TASK DESCRIPTION
The records below are to be copied word for word, with every picture left out.

** Start DATA IN THIS EXERCISE **

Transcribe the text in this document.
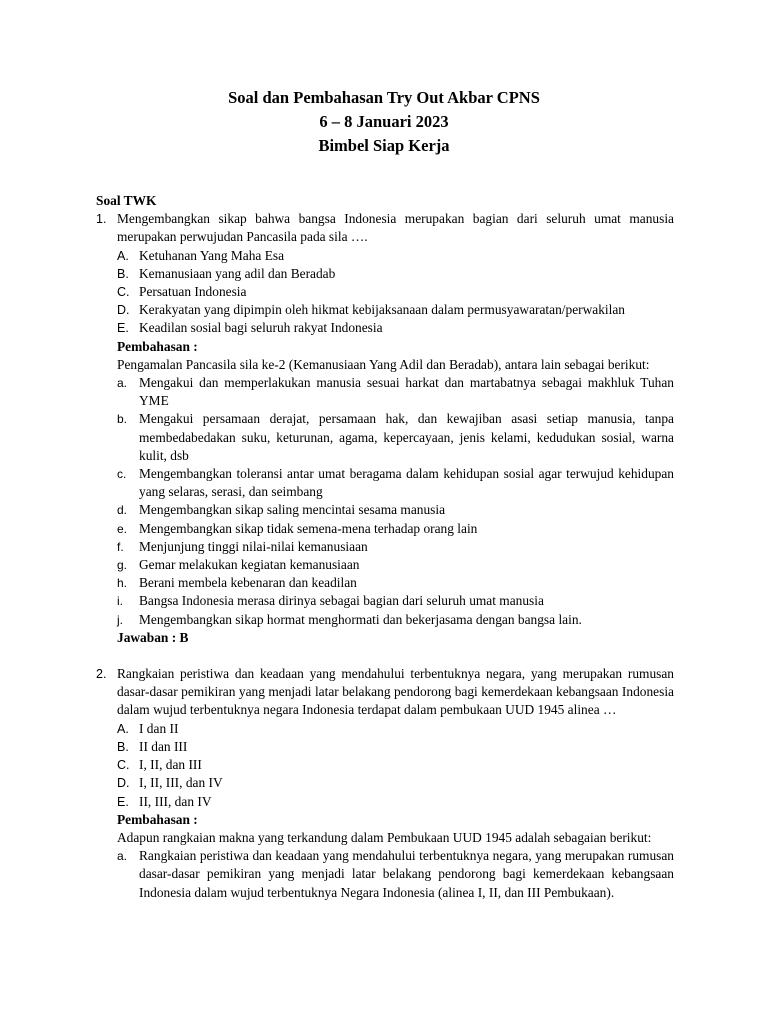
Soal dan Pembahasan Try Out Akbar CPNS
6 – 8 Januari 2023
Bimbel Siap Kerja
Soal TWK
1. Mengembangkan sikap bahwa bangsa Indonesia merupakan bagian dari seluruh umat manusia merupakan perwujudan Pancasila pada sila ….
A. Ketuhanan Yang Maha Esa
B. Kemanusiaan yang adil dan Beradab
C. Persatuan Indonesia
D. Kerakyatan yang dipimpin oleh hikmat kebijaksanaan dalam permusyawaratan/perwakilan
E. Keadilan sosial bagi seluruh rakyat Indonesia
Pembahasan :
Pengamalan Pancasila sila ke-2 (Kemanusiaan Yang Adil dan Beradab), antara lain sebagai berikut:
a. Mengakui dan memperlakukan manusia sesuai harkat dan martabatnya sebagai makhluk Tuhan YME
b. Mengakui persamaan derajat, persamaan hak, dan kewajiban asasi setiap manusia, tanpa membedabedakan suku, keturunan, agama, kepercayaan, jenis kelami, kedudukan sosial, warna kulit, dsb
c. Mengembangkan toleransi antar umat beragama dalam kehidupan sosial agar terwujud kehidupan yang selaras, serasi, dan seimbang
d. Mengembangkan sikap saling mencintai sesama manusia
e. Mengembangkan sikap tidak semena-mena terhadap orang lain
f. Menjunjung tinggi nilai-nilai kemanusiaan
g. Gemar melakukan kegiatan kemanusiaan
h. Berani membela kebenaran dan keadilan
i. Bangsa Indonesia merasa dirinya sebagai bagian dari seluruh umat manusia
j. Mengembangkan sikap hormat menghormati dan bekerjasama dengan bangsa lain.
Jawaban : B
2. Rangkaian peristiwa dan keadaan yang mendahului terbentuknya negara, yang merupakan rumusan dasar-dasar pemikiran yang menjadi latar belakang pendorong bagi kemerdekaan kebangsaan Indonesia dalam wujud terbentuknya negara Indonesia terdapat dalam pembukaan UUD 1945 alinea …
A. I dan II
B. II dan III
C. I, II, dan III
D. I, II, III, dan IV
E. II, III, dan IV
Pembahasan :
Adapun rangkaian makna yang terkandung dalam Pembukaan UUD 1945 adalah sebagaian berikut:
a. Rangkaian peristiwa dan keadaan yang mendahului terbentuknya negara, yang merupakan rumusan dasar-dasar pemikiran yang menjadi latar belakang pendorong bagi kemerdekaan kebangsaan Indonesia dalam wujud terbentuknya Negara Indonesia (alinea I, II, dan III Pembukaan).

** End DATA IN THIS EXERCISE **

FULL RESPONSE
Transcribe the text in this document.
Soal dan Pembahasan Try Out Akbar CPNS
6 – 8 Januari 2023
Bimbel Siap Kerja
Soal TWK
1. Mengembangkan sikap bahwa bangsa Indonesia merupakan bagian dari seluruh umat manusia merupakan perwujudan Pancasila pada sila ….
A. Ketuhanan Yang Maha Esa
B. Kemanusiaan yang adil dan Beradab
C. Persatuan Indonesia
D. Kerakyatan yang dipimpin oleh hikmat kebijaksanaan dalam permusyawaratan/perwakilan
E. Keadilan sosial bagi seluruh rakyat Indonesia
Pembahasan :
Pengamalan Pancasila sila ke-2 (Kemanusiaan Yang Adil dan Beradab), antara lain sebagai berikut:
a. Mengakui dan memperlakukan manusia sesuai harkat dan martabatnya sebagai makhluk Tuhan YME
b. Mengakui persamaan derajat, persamaan hak, dan kewajiban asasi setiap manusia, tanpa membedabedakan suku, keturunan, agama, kepercayaan, jenis kelami, kedudukan sosial, warna kulit, dsb
c. Mengembangkan toleransi antar umat beragama dalam kehidupan sosial agar terwujud kehidupan yang selaras, serasi, dan seimbang
d. Mengembangkan sikap saling mencintai sesama manusia
e. Mengembangkan sikap tidak semena-mena terhadap orang lain
f. Menjunjung tinggi nilai-nilai kemanusiaan
g. Gemar melakukan kegiatan kemanusiaan
h. Berani membela kebenaran dan keadilan
i. Bangsa Indonesia merasa dirinya sebagai bagian dari seluruh umat manusia
j. Mengembangkan sikap hormat menghormati dan bekerjasama dengan bangsa lain.
Jawaban : B
2. Rangkaian peristiwa dan keadaan yang mendahului terbentuknya negara, yang merupakan rumusan dasar-dasar pemikiran yang menjadi latar belakang pendorong bagi kemerdekaan kebangsaan Indonesia dalam wujud terbentuknya negara Indonesia terdapat dalam pembukaan UUD 1945 alinea …
A. I dan II
B. II dan III
C. I, II, dan III
D. I, II, III, dan IV
E. II, III, dan IV
Pembahasan :
Adapun rangkaian makna yang terkandung dalam Pembukaan UUD 1945 adalah sebagaian berikut:
a. Rangkaian peristiwa dan keadaan yang mendahului terbentuknya negara, yang merupakan rumusan dasar-dasar pemikiran yang menjadi latar belakang pendorong bagi kemerdekaan kebangsaan Indonesia dalam wujud terbentuknya Negara Indonesia (alinea I, II, dan III Pembukaan).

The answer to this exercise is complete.